══ INFORMATION SHOWN ══

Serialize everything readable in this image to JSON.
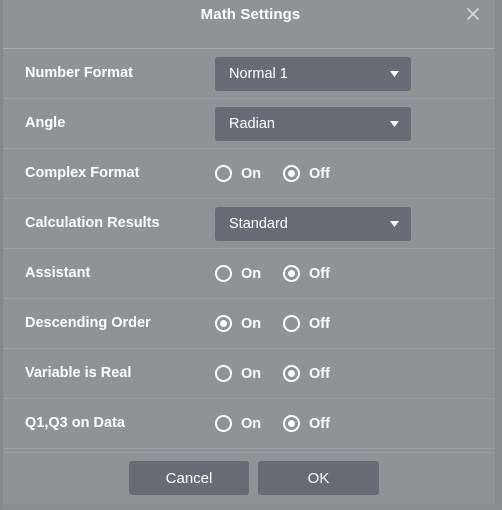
{
  "dialog": {
    "title": "Math Settings",
    "close_icon": "close-icon"
  },
  "rows": [
    {
      "label": "Number Format",
      "type": "dropdown",
      "value": "Normal 1",
      "caret_icon": "chevron-down-icon"
    },
    {
      "label": "Angle",
      "type": "dropdown",
      "value": "Radian",
      "caret_icon": "chevron-down-icon"
    },
    {
      "label": "Complex Format",
      "type": "radio",
      "on_label": "On",
      "off_label": "Off",
      "selected": "Off"
    },
    {
      "label": "Calculation Results",
      "type": "dropdown",
      "value": "Standard",
      "caret_icon": "chevron-down-icon"
    },
    {
      "label": "Assistant",
      "type": "radio",
      "on_label": "On",
      "off_label": "Off",
      "selected": "Off"
    },
    {
      "label": "Descending Order",
      "type": "radio",
      "on_label": "On",
      "off_label": "Off",
      "selected": "On"
    },
    {
      "label": "Variable is Real",
      "type": "radio",
      "on_label": "On",
      "off_label": "Off",
      "selected": "Off"
    },
    {
      "label": "Q1,Q3 on Data",
      "type": "radio",
      "on_label": "On",
      "off_label": "Off",
      "selected": "Off"
    }
  ],
  "footer": {
    "cancel_label": "Cancel",
    "ok_label": "OK"
  },
  "colors": {
    "dialog_background": "#8f9396",
    "control_background": "#666b76",
    "text": "#ffffff",
    "separator": "#9a9ea1",
    "scrollbar_track": "#878b8e"
  }
}
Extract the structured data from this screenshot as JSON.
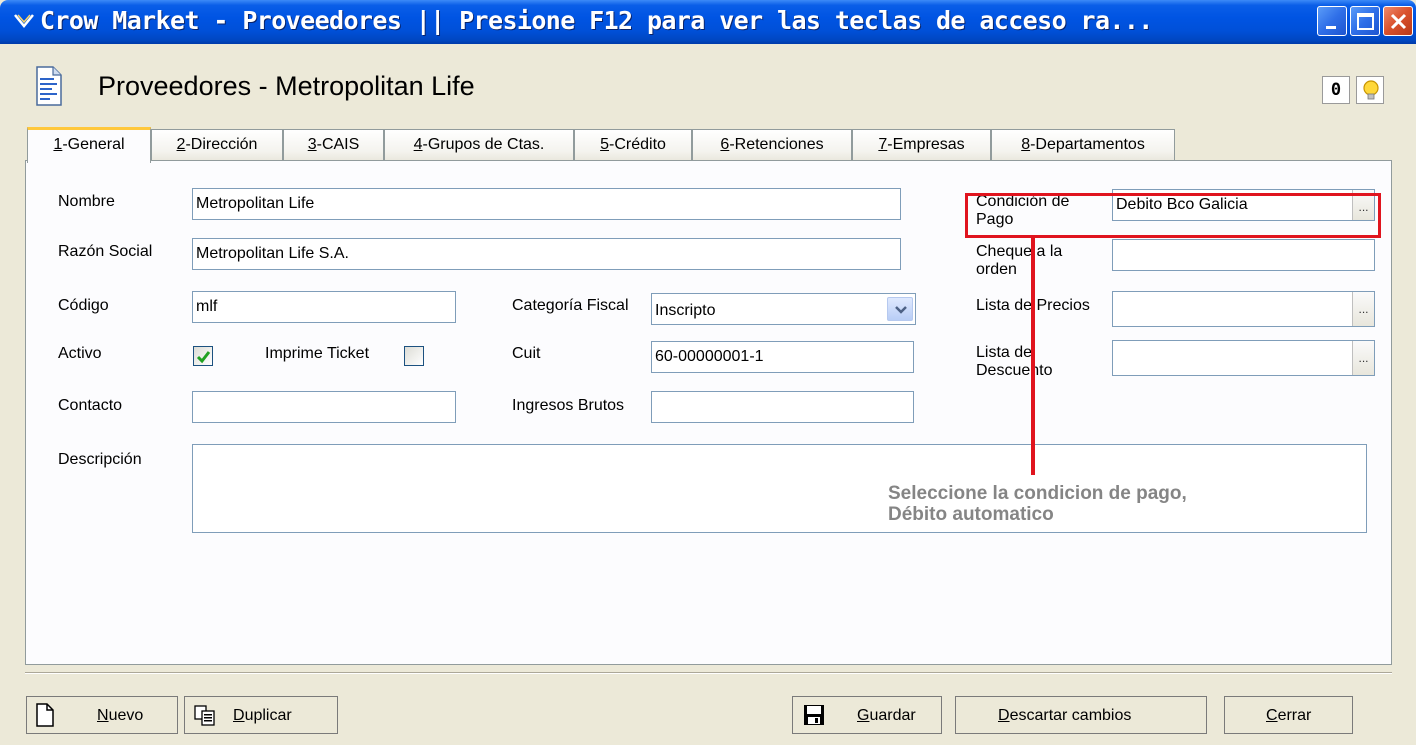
{
  "window": {
    "title": "Crow Market - Proveedores || Presione F12 para ver las teclas de acceso ra...",
    "controls": [
      "minimize",
      "maximize",
      "close"
    ]
  },
  "header": {
    "title": "Proveedores - Metropolitan Life",
    "icon": "document-icon",
    "buttons": [
      {
        "icon": "paperclip-icon",
        "glyph": "0"
      },
      {
        "icon": "lightbulb-icon"
      }
    ]
  },
  "tabs": [
    {
      "key": "1",
      "label": "-General",
      "active": true
    },
    {
      "key": "2",
      "label": "-Dirección"
    },
    {
      "key": "3",
      "label": "-CAIS"
    },
    {
      "key": "4",
      "label": "-Grupos de Ctas."
    },
    {
      "key": "5",
      "label": "-Crédito"
    },
    {
      "key": "6",
      "label": "-Retenciones"
    },
    {
      "key": "7",
      "label": "-Empresas"
    },
    {
      "key": "8",
      "label": "-Departamentos"
    }
  ],
  "form": {
    "nombre": {
      "label": "Nombre",
      "value": "Metropolitan Life"
    },
    "razon_social": {
      "label": "Razón Social",
      "value": "Metropolitan Life S.A."
    },
    "codigo": {
      "label": "Código",
      "value": "mlf"
    },
    "activo": {
      "label": "Activo",
      "checked": true
    },
    "imprime_ticket": {
      "label": "Imprime Ticket",
      "checked": false
    },
    "contacto": {
      "label": "Contacto",
      "value": ""
    },
    "categoria_fiscal": {
      "label": "Categoría Fiscal",
      "value": "Inscripto"
    },
    "cuit": {
      "label": "Cuit",
      "value": "60-00000001-1"
    },
    "ingresos_brutos": {
      "label": "Ingresos Brutos",
      "value": ""
    },
    "descripcion": {
      "label": "Descripción",
      "value": ""
    },
    "condicion_pago": {
      "label": "Condición de Pago",
      "value": "Debito Bco Galicia",
      "button": "..."
    },
    "cheque_orden": {
      "label": "Cheque a la orden",
      "value": ""
    },
    "lista_precios": {
      "label": "Lista de Precios",
      "value": "",
      "button": "..."
    },
    "lista_descuento": {
      "label": "Lista de Descuento",
      "value": "",
      "button": "..."
    }
  },
  "annotation": {
    "line1": "Seleccione la condicion de pago,",
    "line2": "Débito automatico",
    "color": "#e0141e"
  },
  "footer": {
    "nuevo": {
      "key": "N",
      "rest": "uevo"
    },
    "duplicar": {
      "key": "D",
      "rest": "uplicar"
    },
    "guardar": {
      "key": "G",
      "rest": "uardar"
    },
    "descartar": {
      "key": "D",
      "rest": "escartar cambios"
    },
    "cerrar": {
      "key": "C",
      "rest": "errar"
    }
  }
}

═══

DIRECTION:
Repeat the lines above exactly, and keep every picture out.

RIGHT ANSWER:
Serialize everything readable in this image to JSON.
{
  "dialog": {
    "title": "Math Settings",
    "close_icon": "close-icon"
  },
  "rows": [
    {
      "label": "Number Format",
      "type": "dropdown",
      "value": "Normal 1",
      "caret_icon": "chevron-down-icon"
    },
    {
      "label": "Angle",
      "type": "dropdown",
      "value": "Radian",
      "caret_icon": "chevron-down-icon"
    },
    {
      "label": "Complex Format",
      "type": "radio",
      "on_label": "On",
      "off_label": "Off",
      "selected": "Off"
    },
    {
      "label": "Calculation Results",
      "type": "dropdown",
      "value": "Standard",
      "caret_icon": "chevron-down-icon"
    },
    {
      "label": "Assistant",
      "type": "radio",
      "on_label": "On",
      "off_label": "Off",
      "selected": "Off"
    },
    {
      "label": "Descending Order",
      "type": "radio",
      "on_label": "On",
      "off_label": "Off",
      "selected": "On"
    },
    {
      "label": "Variable is Real",
      "type": "radio",
      "on_label": "On",
      "off_label": "Off",
      "selected": "Off"
    },
    {
      "label": "Q1,Q3 on Data",
      "type": "radio",
      "on_label": "On",
      "off_label": "Off",
      "selected": "Off"
    }
  ],
  "footer": {
    "cancel_label": "Cancel",
    "ok_label": "OK"
  },
  "colors": {
    "dialog_background": "#8f9396",
    "control_background": "#666b76",
    "text": "#ffffff",
    "separator": "#9a9ea1",
    "scrollbar_track": "#878b8e"
  }
}
Extract the structured data from this screenshot as JSON.
{
  "window": {
    "title": "Crow Market - Proveedores || Presione F12 para ver las teclas de acceso ra...",
    "controls": [
      "minimize",
      "maximize",
      "close"
    ]
  },
  "header": {
    "title": "Proveedores - Metropolitan Life",
    "icon": "document-icon",
    "buttons": [
      {
        "icon": "paperclip-icon",
        "glyph": "0"
      },
      {
        "icon": "lightbulb-icon"
      }
    ]
  },
  "tabs": [
    {
      "key": "1",
      "label": "-General",
      "active": true
    },
    {
      "key": "2",
      "label": "-Dirección"
    },
    {
      "key": "3",
      "label": "-CAIS"
    },
    {
      "key": "4",
      "label": "-Grupos de Ctas."
    },
    {
      "key": "5",
      "label": "-Crédito"
    },
    {
      "key": "6",
      "label": "-Retenciones"
    },
    {
      "key": "7",
      "label": "-Empresas"
    },
    {
      "key": "8",
      "label": "-Departamentos"
    }
  ],
  "form": {
    "nombre": {
      "label": "Nombre",
      "value": "Metropolitan Life"
    },
    "razon_social": {
      "label": "Razón Social",
      "value": "Metropolitan Life S.A."
    },
    "codigo": {
      "label": "Código",
      "value": "mlf"
    },
    "activo": {
      "label": "Activo",
      "checked": true
    },
    "imprime_ticket": {
      "label": "Imprime Ticket",
      "checked": false
    },
    "contacto": {
      "label": "Contacto",
      "value": ""
    },
    "categoria_fiscal": {
      "label": "Categoría Fiscal",
      "value": "Inscripto"
    },
    "cuit": {
      "label": "Cuit",
      "value": "60-00000001-1"
    },
    "ingresos_brutos": {
      "label": "Ingresos Brutos",
      "value": ""
    },
    "descripcion": {
      "label": "Descripción",
      "value": ""
    },
    "condicion_pago": {
      "label": "Condición de Pago",
      "value": "Debito Bco Galicia",
      "button": "..."
    },
    "cheque_orden": {
      "label": "Cheque a la orden",
      "value": ""
    },
    "lista_precios": {
      "label": "Lista de Precios",
      "value": "",
      "button": "..."
    },
    "lista_descuento": {
      "label": "Lista de Descuento",
      "value": "",
      "button": "..."
    }
  },
  "annotation": {
    "line1": "Seleccione la condicion de pago,",
    "line2": "Débito automatico",
    "color": "#e0141e"
  },
  "footer": {
    "nuevo": {
      "key": "N",
      "rest": "uevo"
    },
    "duplicar": {
      "key": "D",
      "rest": "uplicar"
    },
    "guardar": {
      "key": "G",
      "rest": "uardar"
    },
    "descartar": {
      "key": "D",
      "rest": "escartar cambios"
    },
    "cerrar": {
      "key": "C",
      "rest": "errar"
    }
  }
}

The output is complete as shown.